------ Source data

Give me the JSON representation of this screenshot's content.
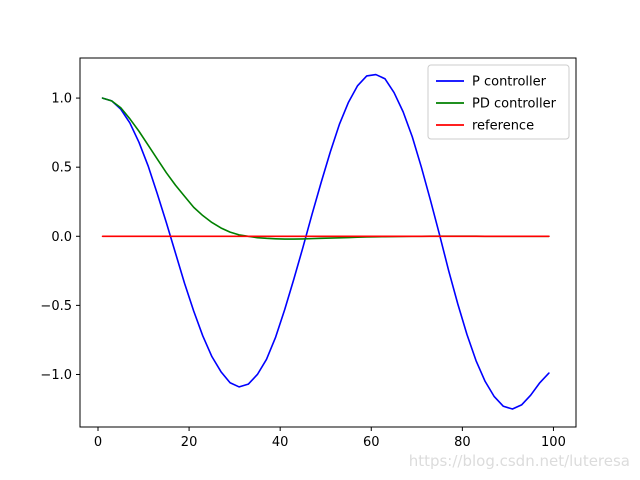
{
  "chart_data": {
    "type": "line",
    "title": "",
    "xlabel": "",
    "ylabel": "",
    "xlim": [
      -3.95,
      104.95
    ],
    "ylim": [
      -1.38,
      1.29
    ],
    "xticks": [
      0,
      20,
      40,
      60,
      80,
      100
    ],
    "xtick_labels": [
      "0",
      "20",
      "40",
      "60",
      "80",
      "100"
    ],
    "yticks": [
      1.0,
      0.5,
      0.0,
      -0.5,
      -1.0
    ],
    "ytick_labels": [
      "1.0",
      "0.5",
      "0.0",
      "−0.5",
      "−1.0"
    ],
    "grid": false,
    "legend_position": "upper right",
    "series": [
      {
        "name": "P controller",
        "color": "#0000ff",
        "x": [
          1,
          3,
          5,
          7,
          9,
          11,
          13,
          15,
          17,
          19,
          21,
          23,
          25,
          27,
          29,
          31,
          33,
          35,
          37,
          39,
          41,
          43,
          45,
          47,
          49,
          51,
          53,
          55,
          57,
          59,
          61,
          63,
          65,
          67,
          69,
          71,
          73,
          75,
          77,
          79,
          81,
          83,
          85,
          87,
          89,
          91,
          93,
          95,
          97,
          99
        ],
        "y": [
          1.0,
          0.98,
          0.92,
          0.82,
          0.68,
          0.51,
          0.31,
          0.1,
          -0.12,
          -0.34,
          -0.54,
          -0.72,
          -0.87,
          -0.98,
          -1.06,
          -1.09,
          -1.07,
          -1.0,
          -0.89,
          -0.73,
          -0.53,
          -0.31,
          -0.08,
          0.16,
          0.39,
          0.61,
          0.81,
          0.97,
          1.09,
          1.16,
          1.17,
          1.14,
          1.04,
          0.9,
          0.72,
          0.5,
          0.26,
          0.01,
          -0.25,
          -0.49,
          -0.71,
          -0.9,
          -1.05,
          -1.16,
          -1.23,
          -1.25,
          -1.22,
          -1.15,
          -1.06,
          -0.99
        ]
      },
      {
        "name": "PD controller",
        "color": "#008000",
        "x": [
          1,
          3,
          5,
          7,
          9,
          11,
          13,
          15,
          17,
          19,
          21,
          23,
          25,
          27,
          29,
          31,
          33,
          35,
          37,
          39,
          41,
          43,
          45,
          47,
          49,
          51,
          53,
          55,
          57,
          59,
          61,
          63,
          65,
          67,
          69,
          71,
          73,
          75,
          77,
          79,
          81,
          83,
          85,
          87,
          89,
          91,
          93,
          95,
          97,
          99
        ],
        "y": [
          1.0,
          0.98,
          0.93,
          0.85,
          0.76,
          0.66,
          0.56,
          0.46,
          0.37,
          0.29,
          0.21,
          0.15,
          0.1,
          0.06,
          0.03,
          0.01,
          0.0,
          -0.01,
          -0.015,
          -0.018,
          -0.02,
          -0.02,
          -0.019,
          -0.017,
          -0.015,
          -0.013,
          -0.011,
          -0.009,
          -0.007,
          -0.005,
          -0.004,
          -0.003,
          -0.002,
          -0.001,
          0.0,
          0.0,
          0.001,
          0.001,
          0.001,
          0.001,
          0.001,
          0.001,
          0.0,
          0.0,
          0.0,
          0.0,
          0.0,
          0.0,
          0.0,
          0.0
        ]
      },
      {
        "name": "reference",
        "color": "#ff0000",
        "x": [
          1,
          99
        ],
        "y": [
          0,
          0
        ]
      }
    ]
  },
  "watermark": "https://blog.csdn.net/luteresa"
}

------------
------ Source data

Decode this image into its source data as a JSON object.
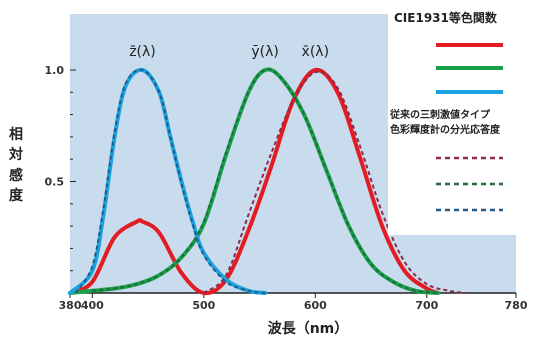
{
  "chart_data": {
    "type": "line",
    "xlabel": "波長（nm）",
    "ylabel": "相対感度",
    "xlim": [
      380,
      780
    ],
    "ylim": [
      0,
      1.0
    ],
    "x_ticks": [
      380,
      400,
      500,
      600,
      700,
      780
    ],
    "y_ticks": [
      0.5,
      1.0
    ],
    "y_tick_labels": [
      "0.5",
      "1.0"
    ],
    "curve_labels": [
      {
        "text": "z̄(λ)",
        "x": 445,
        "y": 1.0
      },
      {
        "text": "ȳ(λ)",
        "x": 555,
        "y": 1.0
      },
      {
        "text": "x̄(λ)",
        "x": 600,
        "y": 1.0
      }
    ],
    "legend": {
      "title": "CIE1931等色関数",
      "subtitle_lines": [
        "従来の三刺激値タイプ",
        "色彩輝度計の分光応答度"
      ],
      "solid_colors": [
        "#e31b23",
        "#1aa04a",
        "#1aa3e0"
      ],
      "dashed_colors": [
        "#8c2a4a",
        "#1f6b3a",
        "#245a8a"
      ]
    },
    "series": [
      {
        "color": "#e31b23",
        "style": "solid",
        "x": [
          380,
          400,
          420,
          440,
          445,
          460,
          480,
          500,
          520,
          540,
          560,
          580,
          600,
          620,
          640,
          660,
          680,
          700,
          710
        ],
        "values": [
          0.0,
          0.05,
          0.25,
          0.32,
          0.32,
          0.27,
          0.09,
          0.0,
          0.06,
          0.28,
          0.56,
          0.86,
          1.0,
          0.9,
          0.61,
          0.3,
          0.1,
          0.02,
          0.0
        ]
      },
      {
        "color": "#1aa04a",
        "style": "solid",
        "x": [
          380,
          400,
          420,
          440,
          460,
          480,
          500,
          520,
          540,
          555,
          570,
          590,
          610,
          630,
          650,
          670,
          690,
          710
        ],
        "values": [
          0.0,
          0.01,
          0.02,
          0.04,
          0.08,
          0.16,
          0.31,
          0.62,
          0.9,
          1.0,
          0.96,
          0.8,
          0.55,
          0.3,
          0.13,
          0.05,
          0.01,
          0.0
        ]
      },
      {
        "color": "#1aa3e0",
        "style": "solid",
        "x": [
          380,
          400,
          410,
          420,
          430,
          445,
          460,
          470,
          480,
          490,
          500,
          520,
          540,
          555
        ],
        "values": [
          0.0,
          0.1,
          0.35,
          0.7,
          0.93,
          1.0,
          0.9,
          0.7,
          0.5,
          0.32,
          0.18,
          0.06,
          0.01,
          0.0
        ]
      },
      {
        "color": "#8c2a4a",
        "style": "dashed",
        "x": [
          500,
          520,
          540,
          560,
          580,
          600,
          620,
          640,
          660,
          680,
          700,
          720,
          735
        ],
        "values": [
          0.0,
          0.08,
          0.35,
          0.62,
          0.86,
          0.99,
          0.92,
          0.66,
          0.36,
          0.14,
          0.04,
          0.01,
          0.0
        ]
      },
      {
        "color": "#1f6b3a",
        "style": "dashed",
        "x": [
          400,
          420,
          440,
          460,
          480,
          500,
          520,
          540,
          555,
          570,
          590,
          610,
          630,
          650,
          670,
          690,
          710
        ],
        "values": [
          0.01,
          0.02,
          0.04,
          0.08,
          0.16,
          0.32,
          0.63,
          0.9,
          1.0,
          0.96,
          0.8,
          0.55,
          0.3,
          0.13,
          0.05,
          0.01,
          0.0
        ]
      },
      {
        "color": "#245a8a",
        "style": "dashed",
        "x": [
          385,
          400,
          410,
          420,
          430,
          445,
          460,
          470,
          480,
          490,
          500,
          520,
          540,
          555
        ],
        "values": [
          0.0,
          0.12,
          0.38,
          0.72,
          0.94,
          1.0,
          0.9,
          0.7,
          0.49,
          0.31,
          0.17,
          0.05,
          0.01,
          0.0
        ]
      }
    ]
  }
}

------------

Show every line above in which the word "this" occurs.

Give me the JSON representation of this screenshot's content.
Decode this image into its source data as a JSON object.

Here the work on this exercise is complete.